*** Data provided ***

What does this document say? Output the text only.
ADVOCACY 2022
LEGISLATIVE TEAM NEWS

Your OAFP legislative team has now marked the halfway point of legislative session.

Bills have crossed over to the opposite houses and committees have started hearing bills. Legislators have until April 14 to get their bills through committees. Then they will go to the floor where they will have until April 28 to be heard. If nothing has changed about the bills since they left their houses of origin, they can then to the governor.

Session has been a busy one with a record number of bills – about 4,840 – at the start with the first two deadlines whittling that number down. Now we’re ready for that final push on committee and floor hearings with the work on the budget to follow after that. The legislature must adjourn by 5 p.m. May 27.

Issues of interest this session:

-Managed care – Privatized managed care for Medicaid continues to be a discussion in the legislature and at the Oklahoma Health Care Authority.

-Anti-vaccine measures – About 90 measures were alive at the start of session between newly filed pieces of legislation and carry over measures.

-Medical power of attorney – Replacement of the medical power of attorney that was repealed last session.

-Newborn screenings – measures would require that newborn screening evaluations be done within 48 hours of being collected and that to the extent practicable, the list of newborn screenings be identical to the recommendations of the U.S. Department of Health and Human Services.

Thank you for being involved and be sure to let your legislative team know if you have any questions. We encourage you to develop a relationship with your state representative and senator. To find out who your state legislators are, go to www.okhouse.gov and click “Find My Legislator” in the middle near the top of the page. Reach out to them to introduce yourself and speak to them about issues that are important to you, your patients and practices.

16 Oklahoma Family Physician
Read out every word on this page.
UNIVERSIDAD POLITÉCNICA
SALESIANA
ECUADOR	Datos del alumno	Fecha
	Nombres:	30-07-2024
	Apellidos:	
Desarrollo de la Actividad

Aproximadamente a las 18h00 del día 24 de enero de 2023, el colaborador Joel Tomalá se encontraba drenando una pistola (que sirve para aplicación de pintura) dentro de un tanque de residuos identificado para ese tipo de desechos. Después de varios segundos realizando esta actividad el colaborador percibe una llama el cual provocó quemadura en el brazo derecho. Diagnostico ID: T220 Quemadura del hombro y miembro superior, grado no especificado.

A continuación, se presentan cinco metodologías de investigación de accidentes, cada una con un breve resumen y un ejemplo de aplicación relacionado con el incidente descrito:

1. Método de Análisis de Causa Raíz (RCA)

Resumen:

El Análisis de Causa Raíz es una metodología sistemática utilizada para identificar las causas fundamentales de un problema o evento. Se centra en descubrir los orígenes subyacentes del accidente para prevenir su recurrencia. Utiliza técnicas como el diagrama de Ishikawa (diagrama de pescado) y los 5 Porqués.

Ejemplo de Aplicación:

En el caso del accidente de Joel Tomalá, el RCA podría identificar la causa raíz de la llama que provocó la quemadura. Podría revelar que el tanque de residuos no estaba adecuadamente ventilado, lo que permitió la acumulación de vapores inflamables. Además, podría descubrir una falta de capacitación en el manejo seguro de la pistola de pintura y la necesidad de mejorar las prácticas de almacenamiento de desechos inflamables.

*** End of Data provided ***

◆ Required work: Whatever the number of entries above, each one is to be copied exactly.

◆ Task result:
What does this document say? Output the text only.
ADVOCACY 2022
LEGISLATIVE TEAM NEWS

Your OAFP legislative team has now marked the halfway point of legislative session.

Bills have crossed over to the opposite houses and committees have started hearing bills. Legislators have until April 14 to get their bills through committees. Then they will go to the floor where they will have until April 28 to be heard. If nothing has changed about the bills since they left their houses of origin, they can then to the governor.

Session has been a busy one with a record number of bills – about 4,840 – at the start with the first two deadlines whittling that number down. Now we’re ready for that final push on committee and floor hearings with the work on the budget to follow after that. The legislature must adjourn by 5 p.m. May 27.

Issues of interest this session:

-Managed care – Privatized managed care for Medicaid continues to be a discussion in the legislature and at the Oklahoma Health Care Authority.

-Anti-vaccine measures – About 90 measures were alive at the start of session between newly filed pieces of legislation and carry over measures.

-Medical power of attorney – Replacement of the medical power of attorney that was repealed last session.

-Newborn screenings – measures would require that newborn screening evaluations be done within 48 hours of being collected and that to the extent practicable, the list of newborn screenings be identical to the recommendations of the U.S. Department of Health and Human Services.

Thank you for being involved and be sure to let your legislative team know if you have any questions. We encourage you to develop a relationship with your state representative and senator. To find out who your state legislators are, go to www.okhouse.gov and click “Find My Legislator” in the middle near the top of the page. Reach out to them to introduce yourself and speak to them about issues that are important to you, your patients and practices.

16 Oklahoma Family Physician
Read out every word on this page.
UNIVERSIDAD POLITÉCNICA
SALESIANA
ECUADOR	Datos del alumno	Fecha
	Nombres:	30-07-2024
	Apellidos:	
Desarrollo de la Actividad

Aproximadamente a las 18h00 del día 24 de enero de 2023, el colaborador Joel Tomalá se encontraba drenando una pistola (que sirve para aplicación de pintura) dentro de un tanque de residuos identificado para ese tipo de desechos. Después de varios segundos realizando esta actividad el colaborador percibe una llama el cual provocó quemadura en el brazo derecho. Diagnostico ID: T220 Quemadura del hombro y miembro superior, grado no especificado.

A continuación, se presentan cinco metodologías de investigación de accidentes, cada una con un breve resumen y un ejemplo de aplicación relacionado con el incidente descrito:

1. Método de Análisis de Causa Raíz (RCA)

Resumen:

El Análisis de Causa Raíz es una metodología sistemática utilizada para identificar las causas fundamentales de un problema o evento. Se centra en descubrir los orígenes subyacentes del accidente para prevenir su recurrencia. Utiliza técnicas como el diagrama de Ishikawa (diagrama de pescado) y los 5 Porqués.

Ejemplo de Aplicación:

En el caso del accidente de Joel Tomalá, el RCA podría identificar la causa raíz de la llama que provocó la quemadura. Podría revelar que el tanque de residuos no estaba adecuadamente ventilado, lo que permitió la acumulación de vapores inflamables. Además, podría descubrir una falta de capacitación en el manejo seguro de la pistola de pintura y la necesidad de mejorar las prácticas de almacenamiento de desechos inflamables.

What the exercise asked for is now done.